— start Exercise inputs —

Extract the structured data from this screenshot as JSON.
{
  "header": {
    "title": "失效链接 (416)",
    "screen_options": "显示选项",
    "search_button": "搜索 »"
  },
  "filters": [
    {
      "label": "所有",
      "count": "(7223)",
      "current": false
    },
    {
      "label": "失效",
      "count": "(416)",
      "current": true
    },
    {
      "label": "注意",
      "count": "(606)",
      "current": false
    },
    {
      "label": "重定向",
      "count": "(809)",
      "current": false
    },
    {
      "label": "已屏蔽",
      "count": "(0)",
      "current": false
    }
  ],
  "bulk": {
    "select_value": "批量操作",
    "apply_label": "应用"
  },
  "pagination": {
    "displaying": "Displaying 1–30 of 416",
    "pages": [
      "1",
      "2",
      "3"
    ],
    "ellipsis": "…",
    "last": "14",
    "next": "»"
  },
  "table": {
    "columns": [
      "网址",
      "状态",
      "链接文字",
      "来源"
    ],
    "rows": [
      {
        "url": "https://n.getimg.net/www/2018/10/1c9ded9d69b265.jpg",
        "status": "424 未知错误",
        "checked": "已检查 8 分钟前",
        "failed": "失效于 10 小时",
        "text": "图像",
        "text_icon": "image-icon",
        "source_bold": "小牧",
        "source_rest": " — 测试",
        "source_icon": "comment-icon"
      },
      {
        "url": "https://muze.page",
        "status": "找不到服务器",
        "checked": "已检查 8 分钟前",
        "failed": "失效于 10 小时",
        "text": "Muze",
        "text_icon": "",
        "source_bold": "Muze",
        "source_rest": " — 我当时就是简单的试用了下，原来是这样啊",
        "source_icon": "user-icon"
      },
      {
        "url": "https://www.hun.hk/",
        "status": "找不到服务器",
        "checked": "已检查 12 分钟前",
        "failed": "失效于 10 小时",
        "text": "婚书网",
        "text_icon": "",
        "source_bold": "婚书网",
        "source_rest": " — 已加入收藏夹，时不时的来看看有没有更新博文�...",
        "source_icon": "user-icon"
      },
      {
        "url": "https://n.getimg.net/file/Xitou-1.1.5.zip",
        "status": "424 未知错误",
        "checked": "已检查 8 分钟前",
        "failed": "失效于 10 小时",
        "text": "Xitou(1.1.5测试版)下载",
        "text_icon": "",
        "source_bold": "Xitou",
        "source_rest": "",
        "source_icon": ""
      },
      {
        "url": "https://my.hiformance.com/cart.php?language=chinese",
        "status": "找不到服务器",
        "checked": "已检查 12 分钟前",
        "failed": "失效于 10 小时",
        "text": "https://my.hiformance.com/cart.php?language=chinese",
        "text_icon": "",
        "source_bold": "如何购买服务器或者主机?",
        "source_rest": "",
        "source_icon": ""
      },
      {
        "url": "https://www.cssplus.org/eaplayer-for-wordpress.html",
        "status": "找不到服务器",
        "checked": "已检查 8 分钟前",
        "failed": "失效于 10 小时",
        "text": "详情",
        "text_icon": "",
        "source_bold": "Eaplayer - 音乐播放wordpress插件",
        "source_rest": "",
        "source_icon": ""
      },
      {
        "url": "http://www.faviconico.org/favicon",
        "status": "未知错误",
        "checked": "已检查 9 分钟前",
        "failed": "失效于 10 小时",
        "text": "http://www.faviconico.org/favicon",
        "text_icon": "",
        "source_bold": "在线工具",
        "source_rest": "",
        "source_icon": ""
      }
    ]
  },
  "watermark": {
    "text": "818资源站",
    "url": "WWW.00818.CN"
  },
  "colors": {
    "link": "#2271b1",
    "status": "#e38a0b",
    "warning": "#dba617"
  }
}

— end Exercise inputs —

Restate the listing above word for word.

* Worked solution
Extract the structured data from this screenshot as JSON.
{
  "header": {
    "title": "失效链接 (416)",
    "screen_options": "显示选项",
    "search_button": "搜索 »"
  },
  "filters": [
    {
      "label": "所有",
      "count": "(7223)",
      "current": false
    },
    {
      "label": "失效",
      "count": "(416)",
      "current": true
    },
    {
      "label": "注意",
      "count": "(606)",
      "current": false
    },
    {
      "label": "重定向",
      "count": "(809)",
      "current": false
    },
    {
      "label": "已屏蔽",
      "count": "(0)",
      "current": false
    }
  ],
  "bulk": {
    "select_value": "批量操作",
    "apply_label": "应用"
  },
  "pagination": {
    "displaying": "Displaying 1–30 of 416",
    "pages": [
      "1",
      "2",
      "3"
    ],
    "ellipsis": "…",
    "last": "14",
    "next": "»"
  },
  "table": {
    "columns": [
      "网址",
      "状态",
      "链接文字",
      "来源"
    ],
    "rows": [
      {
        "url": "https://n.getimg.net/www/2018/10/1c9ded9d69b265.jpg",
        "status": "424 未知错误",
        "checked": "已检查 8 分钟前",
        "failed": "失效于 10 小时",
        "text": "图像",
        "text_icon": "image-icon",
        "source_bold": "小牧",
        "source_rest": " — 测试",
        "source_icon": "comment-icon"
      },
      {
        "url": "https://muze.page",
        "status": "找不到服务器",
        "checked": "已检查 8 分钟前",
        "failed": "失效于 10 小时",
        "text": "Muze",
        "text_icon": "",
        "source_bold": "Muze",
        "source_rest": " — 我当时就是简单的试用了下，原来是这样啊",
        "source_icon": "user-icon"
      },
      {
        "url": "https://www.hun.hk/",
        "status": "找不到服务器",
        "checked": "已检查 12 分钟前",
        "failed": "失效于 10 小时",
        "text": "婚书网",
        "text_icon": "",
        "source_bold": "婚书网",
        "source_rest": " — 已加入收藏夹，时不时的来看看有没有更新博文�...",
        "source_icon": "user-icon"
      },
      {
        "url": "https://n.getimg.net/file/Xitou-1.1.5.zip",
        "status": "424 未知错误",
        "checked": "已检查 8 分钟前",
        "failed": "失效于 10 小时",
        "text": "Xitou(1.1.5测试版)下载",
        "text_icon": "",
        "source_bold": "Xitou",
        "source_rest": "",
        "source_icon": ""
      },
      {
        "url": "https://my.hiformance.com/cart.php?language=chinese",
        "status": "找不到服务器",
        "checked": "已检查 12 分钟前",
        "failed": "失效于 10 小时",
        "text": "https://my.hiformance.com/cart.php?language=chinese",
        "text_icon": "",
        "source_bold": "如何购买服务器或者主机?",
        "source_rest": "",
        "source_icon": ""
      },
      {
        "url": "https://www.cssplus.org/eaplayer-for-wordpress.html",
        "status": "找不到服务器",
        "checked": "已检查 8 分钟前",
        "failed": "失效于 10 小时",
        "text": "详情",
        "text_icon": "",
        "source_bold": "Eaplayer - 音乐播放wordpress插件",
        "source_rest": "",
        "source_icon": ""
      },
      {
        "url": "http://www.faviconico.org/favicon",
        "status": "未知错误",
        "checked": "已检查 9 分钟前",
        "failed": "失效于 10 小时",
        "text": "http://www.faviconico.org/favicon",
        "text_icon": "",
        "source_bold": "在线工具",
        "source_rest": "",
        "source_icon": ""
      }
    ]
  },
  "watermark": {
    "text": "818资源站",
    "url": "WWW.00818.CN"
  },
  "colors": {
    "link": "#2271b1",
    "status": "#e38a0b",
    "warning": "#dba617"
  }
}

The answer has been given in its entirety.